Text provided –
__________________________________________________

LSMs Jmp’ing on BPF Trampolines

Back in 2001, the Linux Security Module (LSM) subsystem made its way into the mainline kernel. Almost 10 years ago, in September 2014, the modern BPF virtual machine (VM) landed in the tree. In late 2019, KP Singh proposed a patchset that facilitates the creation of modules for the former that run on the latter - Kernel Runtime Security Instrumentation (KRSI) was born.

But how does kernel control flow transfer in and out of the VM at the security checkpoints? Originally, this question was raised while developing a memory forensics tool for detecting BPF-based malware, but it quickly became a great learning experience about the internals of the two subsystems. In this post, we will seek an answer to that first question, and then use it to develop the module that detects such hooks in memory images.

However, before we jump into assembly code, let’s briefly recap on LSMs and BPF.

Linux Security Modules

By default, Linux implements discretionary access control. For example, the owner of a resource is free to grant others access to it.

$ chmod 444 .ssh/id_rsa

This is potentially problematic, e.g., on multi-user systems where users have different security clearances. To implement other access control policies, e.g., mandatory access control, organizations like the National Security Agency (NSA) had to maintain their own kernel patches.

At the 2001 Kernel Summit in San Jose, California, the NSA’s Peter Loscocco presented their Security Enhanced Linux (SELinux); but the patchset was not merged. However, one year later at the Kernel Summit in Ottawa, Chris Wright presented the patch that should later become the Linux Security Module subsystem.

__________________________________________________

Raw records –

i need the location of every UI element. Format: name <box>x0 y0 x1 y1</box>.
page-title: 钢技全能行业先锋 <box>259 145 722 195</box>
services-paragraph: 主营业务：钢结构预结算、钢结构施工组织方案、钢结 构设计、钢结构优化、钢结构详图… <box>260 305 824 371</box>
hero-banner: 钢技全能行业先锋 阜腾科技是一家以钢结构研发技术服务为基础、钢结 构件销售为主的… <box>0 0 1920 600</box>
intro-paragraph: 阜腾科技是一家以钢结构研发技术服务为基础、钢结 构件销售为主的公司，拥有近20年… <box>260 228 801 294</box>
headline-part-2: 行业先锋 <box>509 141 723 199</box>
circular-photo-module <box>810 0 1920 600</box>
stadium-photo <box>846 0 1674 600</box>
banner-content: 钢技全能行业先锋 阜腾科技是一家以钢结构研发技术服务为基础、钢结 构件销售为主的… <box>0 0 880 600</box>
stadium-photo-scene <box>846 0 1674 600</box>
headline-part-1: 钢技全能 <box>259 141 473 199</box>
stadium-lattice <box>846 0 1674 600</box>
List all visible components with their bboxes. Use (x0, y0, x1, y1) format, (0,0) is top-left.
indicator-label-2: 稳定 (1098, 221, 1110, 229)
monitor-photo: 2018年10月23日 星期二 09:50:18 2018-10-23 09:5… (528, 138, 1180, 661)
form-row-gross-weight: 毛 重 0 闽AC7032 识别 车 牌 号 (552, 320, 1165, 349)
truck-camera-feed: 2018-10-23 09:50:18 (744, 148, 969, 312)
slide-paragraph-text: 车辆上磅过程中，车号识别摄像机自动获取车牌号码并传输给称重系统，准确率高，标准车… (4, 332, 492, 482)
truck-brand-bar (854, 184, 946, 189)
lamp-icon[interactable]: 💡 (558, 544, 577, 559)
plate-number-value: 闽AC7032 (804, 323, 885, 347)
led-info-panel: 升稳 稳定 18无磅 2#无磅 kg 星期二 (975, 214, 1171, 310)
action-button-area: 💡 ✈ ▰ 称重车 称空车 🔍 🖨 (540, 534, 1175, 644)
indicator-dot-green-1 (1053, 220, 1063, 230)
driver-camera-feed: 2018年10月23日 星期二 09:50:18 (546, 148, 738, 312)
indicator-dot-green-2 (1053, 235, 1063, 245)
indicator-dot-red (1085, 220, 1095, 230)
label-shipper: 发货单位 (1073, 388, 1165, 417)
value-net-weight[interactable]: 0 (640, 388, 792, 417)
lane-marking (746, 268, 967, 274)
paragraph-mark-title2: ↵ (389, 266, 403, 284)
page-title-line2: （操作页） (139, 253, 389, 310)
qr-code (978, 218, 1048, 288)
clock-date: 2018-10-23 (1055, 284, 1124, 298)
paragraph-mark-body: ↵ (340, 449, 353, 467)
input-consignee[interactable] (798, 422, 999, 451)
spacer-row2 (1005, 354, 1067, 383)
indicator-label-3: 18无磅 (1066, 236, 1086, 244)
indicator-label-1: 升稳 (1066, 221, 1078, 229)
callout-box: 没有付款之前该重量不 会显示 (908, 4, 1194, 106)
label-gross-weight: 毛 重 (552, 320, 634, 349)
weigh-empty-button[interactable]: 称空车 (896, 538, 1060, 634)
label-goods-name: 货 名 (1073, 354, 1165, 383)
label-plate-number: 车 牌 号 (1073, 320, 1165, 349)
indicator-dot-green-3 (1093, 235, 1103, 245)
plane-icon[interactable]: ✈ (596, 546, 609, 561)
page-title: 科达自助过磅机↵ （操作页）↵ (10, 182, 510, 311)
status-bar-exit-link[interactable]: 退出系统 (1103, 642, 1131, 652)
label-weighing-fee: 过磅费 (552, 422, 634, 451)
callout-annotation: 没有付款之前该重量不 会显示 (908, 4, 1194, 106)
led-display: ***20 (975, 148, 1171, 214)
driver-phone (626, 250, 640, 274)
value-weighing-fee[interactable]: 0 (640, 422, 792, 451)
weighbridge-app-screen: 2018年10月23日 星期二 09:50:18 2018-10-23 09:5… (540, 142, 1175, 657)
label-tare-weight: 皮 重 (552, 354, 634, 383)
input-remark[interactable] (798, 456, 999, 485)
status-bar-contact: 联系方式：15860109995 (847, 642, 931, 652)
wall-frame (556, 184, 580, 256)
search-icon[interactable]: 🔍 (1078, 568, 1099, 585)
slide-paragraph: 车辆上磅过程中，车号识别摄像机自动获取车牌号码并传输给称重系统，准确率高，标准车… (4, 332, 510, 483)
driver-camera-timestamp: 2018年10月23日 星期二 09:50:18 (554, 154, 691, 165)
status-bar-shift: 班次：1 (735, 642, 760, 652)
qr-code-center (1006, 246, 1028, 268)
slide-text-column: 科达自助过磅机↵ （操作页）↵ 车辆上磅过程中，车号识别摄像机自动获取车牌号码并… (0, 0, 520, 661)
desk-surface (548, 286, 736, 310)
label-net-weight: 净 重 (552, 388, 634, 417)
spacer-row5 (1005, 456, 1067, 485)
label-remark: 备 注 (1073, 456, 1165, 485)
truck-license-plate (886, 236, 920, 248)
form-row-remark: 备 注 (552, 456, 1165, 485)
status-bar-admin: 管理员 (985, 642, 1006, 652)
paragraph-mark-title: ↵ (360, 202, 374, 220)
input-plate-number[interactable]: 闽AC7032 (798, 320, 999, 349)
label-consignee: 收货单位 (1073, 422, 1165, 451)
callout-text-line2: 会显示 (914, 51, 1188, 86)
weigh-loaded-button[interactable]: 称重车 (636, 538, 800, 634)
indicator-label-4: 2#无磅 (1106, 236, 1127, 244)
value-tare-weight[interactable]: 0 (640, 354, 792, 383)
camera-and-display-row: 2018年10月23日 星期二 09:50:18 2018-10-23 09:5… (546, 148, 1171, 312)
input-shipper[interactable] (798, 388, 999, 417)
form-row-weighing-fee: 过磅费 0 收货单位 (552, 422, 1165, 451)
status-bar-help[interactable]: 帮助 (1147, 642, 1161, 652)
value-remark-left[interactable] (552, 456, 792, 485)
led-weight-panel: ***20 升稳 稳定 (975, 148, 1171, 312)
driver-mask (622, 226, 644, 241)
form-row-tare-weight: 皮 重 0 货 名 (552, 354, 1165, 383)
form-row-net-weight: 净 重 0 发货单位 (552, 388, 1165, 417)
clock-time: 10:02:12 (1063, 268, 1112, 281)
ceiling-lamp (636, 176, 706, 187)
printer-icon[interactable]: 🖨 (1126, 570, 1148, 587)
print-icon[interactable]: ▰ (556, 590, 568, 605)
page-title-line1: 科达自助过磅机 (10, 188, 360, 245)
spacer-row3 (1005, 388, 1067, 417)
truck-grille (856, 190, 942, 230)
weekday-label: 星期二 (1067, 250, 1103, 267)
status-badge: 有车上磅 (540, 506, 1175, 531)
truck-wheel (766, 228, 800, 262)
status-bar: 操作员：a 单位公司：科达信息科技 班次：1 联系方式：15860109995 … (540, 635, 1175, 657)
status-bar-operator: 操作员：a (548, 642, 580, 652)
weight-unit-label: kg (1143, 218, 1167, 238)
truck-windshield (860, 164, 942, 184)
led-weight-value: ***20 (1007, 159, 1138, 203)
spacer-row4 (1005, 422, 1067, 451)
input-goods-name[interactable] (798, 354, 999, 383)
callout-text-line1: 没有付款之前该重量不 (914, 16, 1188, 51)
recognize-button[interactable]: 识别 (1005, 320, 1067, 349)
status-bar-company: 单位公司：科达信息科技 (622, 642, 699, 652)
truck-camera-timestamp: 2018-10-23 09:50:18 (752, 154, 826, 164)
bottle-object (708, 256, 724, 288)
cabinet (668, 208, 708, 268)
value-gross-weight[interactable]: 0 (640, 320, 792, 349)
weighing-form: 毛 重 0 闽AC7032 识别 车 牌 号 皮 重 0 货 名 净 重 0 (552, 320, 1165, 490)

__________________________________________________

Problem requirements – Continue the text on LSMs and BPF trampolines from where it stops.

Task answer –
Citing its documentation:

The LSM framework includes security fields in kernel data structures and calls to hook functions at critical points in the kernel code to manage the security fields and to perform access control. It also adds functions for registering security modules. An interface /sys/kernel/security/lsm reports a comma separated list of security modules that are active on the system. link

The framework is intended to be generic enough to facilitate enforcing of a wide range of security policies by writing a kernel module that uses those two primitives. But writing kernel modules is hard, mistakes might have catastrophic consequences, and the binary blobs only run on the kernel they were compiled for - but fortunately there is…

Further reading: Linux Security Modules: General Security Support for the Linux Kernel

Modern BPF

BPF is a VM inside the Linux kernel. It is used for running programs in a sandboxed environment within the kernel context.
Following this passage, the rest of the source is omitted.